**EXTRACTED MATERIAL**.
——

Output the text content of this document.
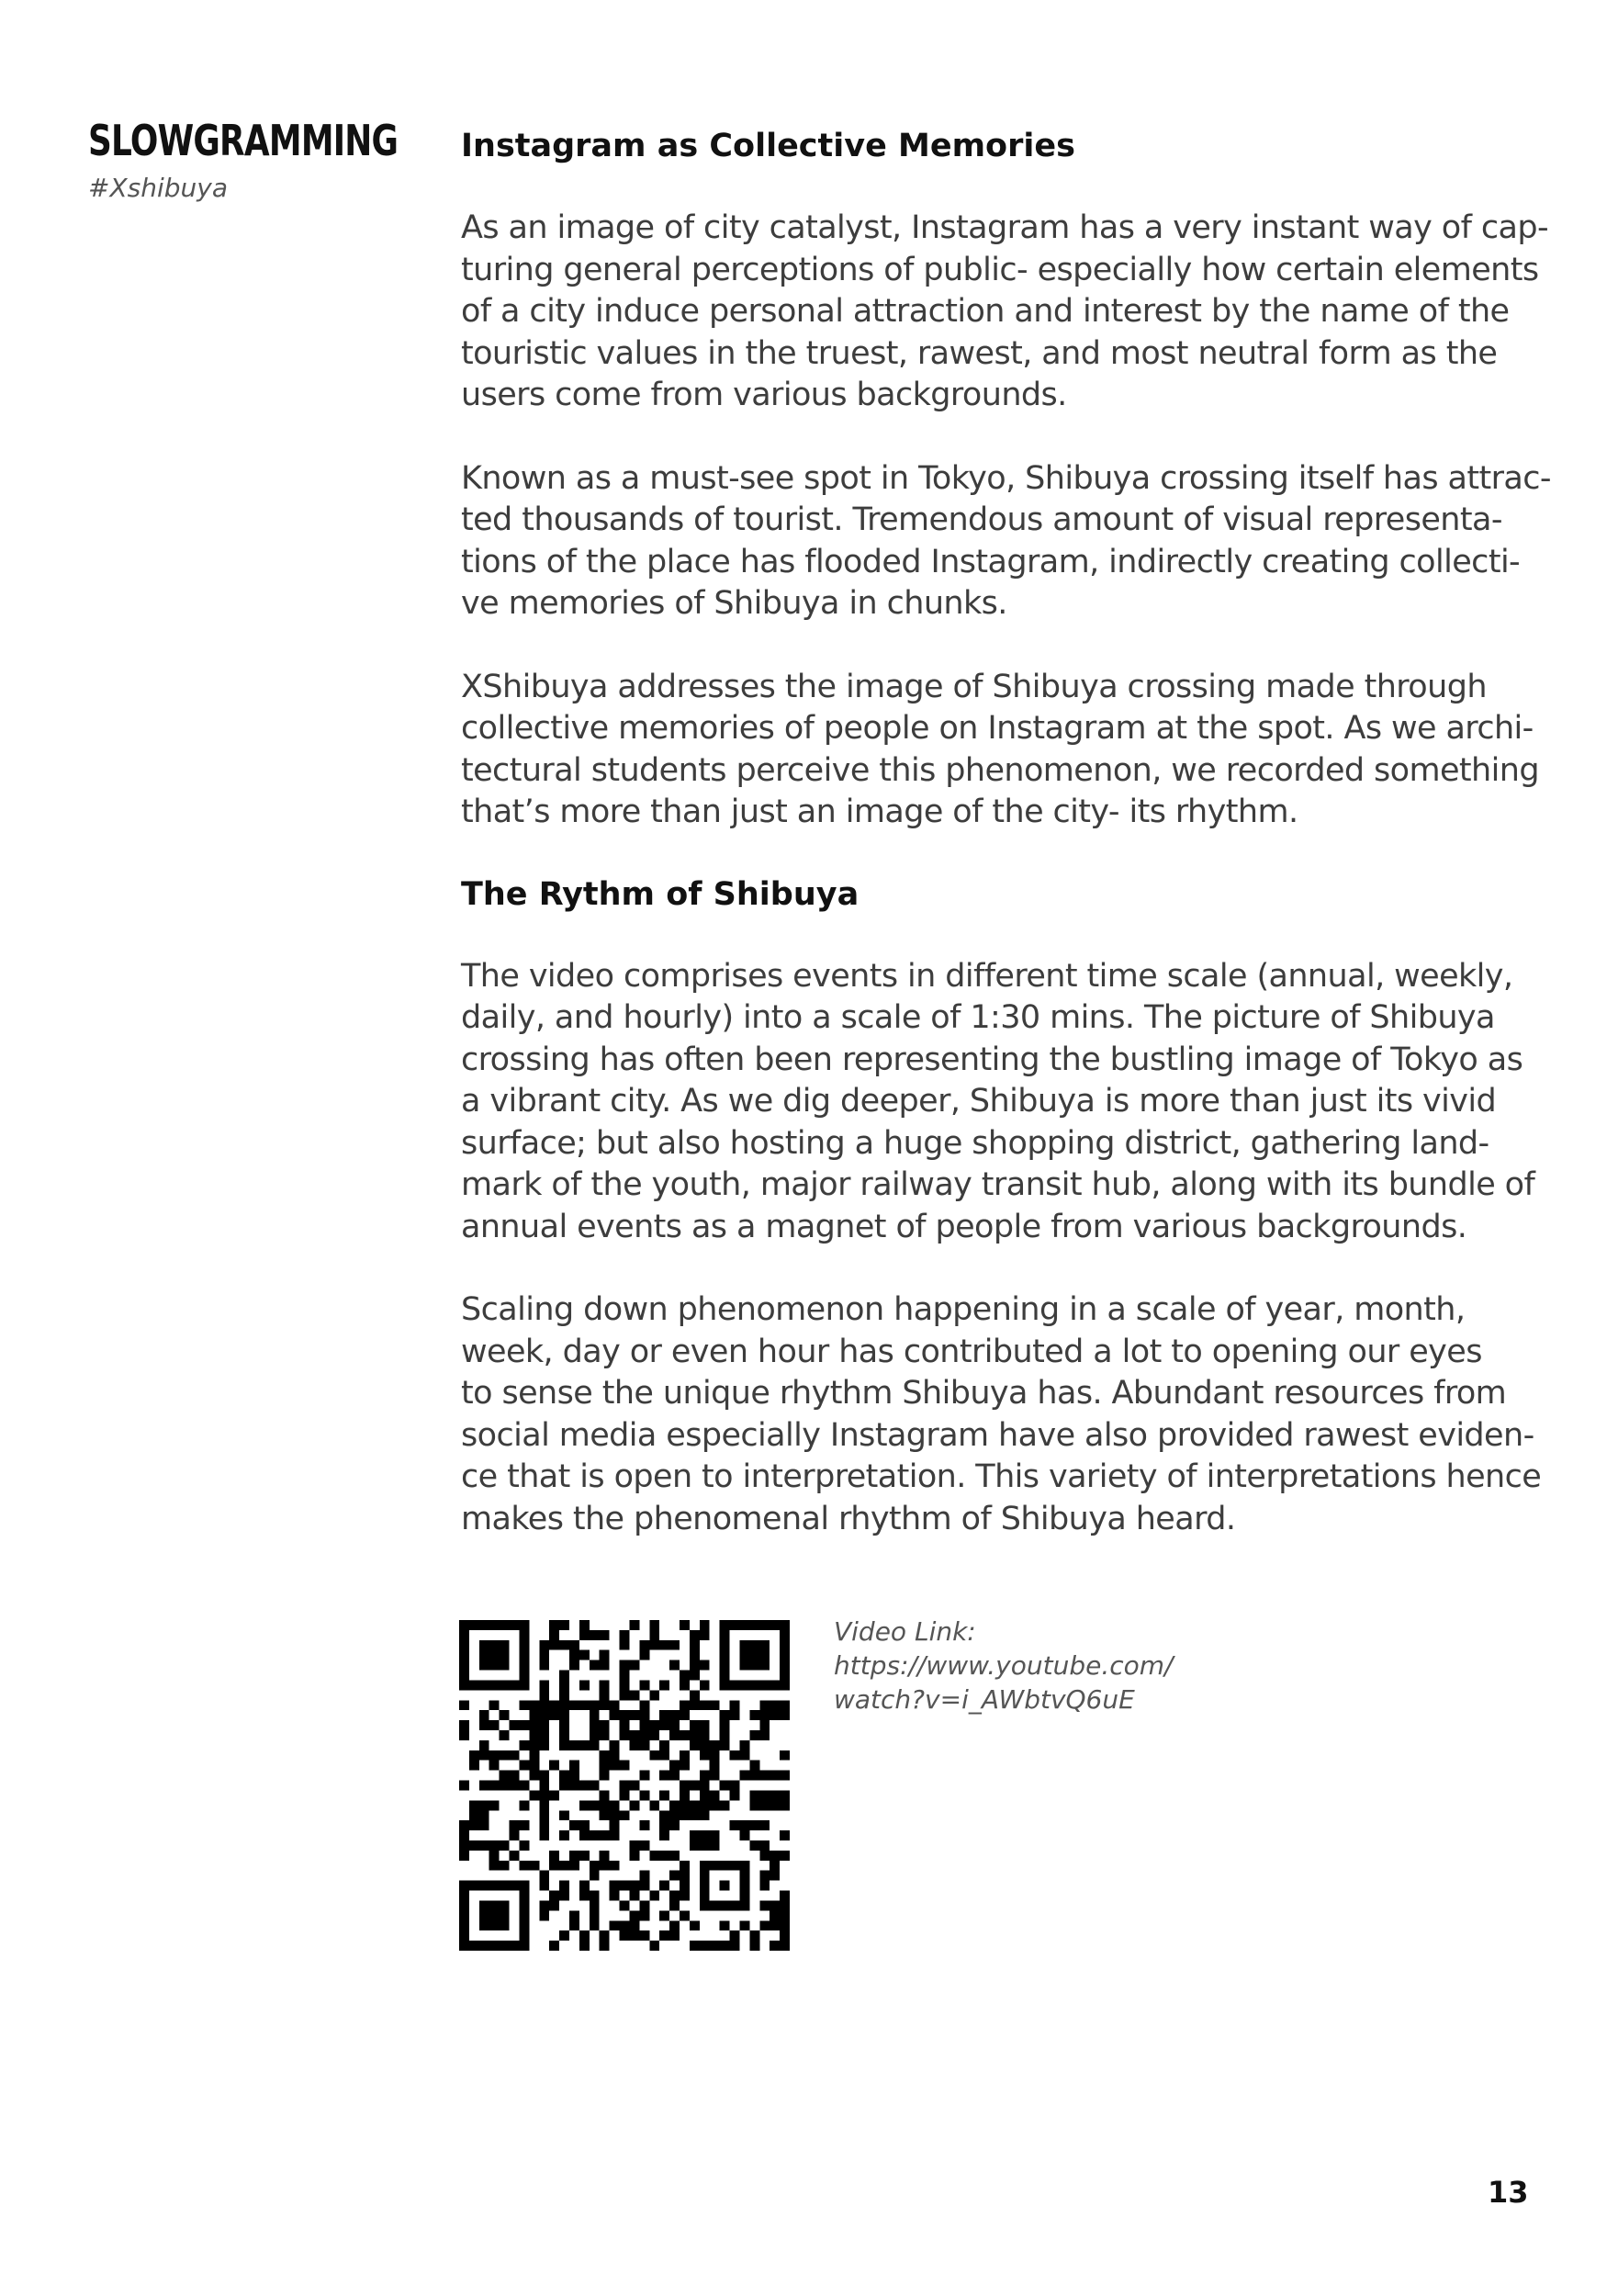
SLOWGRAMMING
#Xshibuya
Instagram as Collective Memories
As an image of city catalyst, Instagram has a very instant way of cap-
turing general perceptions of public- especially how certain elements
of a city induce personal attraction and interest by the name of the
touristic values in the truest, rawest, and most neutral form as the
users come from various backgrounds.
Known as a must-see spot in Tokyo, Shibuya crossing itself has attrac-
ted thousands of tourist. Tremendous amount of visual representa-
tions of the place has flooded Instagram, indirectly creating collecti-
ve memories of Shibuya in chunks.
XShibuya addresses the image of Shibuya crossing made through
collective memories of people on Instagram at the spot. As we archi-
tectural students perceive this phenomenon, we recorded something
that’s more than just an image of the city- its rhythm.
The Rythm of Shibuya
The video comprises events in different time scale (annual, weekly,
daily, and hourly) into a scale of 1:30 mins. The picture of Shibuya
crossing has often been representing the bustling image of Tokyo as
a vibrant city. As we dig deeper, Shibuya is more than just its vivid
surface; but also hosting a huge shopping district, gathering land-
mark of the youth, major railway transit hub, along with its bundle of
annual events as a magnet of people from various backgrounds.
Scaling down phenomenon happening in a scale of year, month,
week, day or even hour has contributed a lot to opening our eyes
to sense the unique rhythm Shibuya has. Abundant resources from
social media especially Instagram have also provided rawest eviden-
ce that is open to interpretation. This variety of interpretations hence
makes the phenomenal rhythm of Shibuya heard.
Video Link:
https://www.youtube.com/
watch?v=i_AWbtvQ6uE
13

——

**EXERCISE**.
Which lines in the records above contain the string "rawest"? Copy each one.

**TASK ANSWER**.
touristic values in the truest, rawest, and most neutral form as the
social media especially Instagram have also provided rawest eviden-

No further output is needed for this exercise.